-- Required work --
Each line containing the word "shoes" must be collected.

[Items listed in a dataset]
================================

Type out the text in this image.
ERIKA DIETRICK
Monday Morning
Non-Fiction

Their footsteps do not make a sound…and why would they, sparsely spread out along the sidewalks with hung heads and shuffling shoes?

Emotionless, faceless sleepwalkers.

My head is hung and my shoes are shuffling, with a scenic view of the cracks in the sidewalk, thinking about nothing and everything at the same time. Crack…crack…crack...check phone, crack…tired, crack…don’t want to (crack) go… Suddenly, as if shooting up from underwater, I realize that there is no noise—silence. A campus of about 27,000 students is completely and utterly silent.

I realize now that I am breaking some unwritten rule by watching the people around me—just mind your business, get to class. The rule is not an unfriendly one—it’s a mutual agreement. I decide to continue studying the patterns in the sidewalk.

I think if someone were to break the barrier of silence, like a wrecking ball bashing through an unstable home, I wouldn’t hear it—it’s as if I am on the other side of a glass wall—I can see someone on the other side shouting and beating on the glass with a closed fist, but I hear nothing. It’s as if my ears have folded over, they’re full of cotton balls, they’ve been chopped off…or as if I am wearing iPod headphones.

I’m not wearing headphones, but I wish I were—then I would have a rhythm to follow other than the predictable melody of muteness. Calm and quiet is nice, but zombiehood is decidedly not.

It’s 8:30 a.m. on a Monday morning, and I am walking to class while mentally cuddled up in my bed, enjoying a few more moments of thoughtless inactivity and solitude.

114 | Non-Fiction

================================

-- Response to this exercise --
Their footsteps do not make a sound…and why would they, sparsely spread out along the sidewalks with hung heads and shuffling shoes?
My head is hung and my shoes are shuffling, with a scenic view of the cracks in the sidewalk, thinking about nothing and everything at the same time. Crack…crack…crack...check phone, crack…tired, crack…don’t want to (crack) go… Suddenly, as if shooting up from underwater, I realize that there is no noise—silence. A campus of about 27,000 students is completely and utterly silent.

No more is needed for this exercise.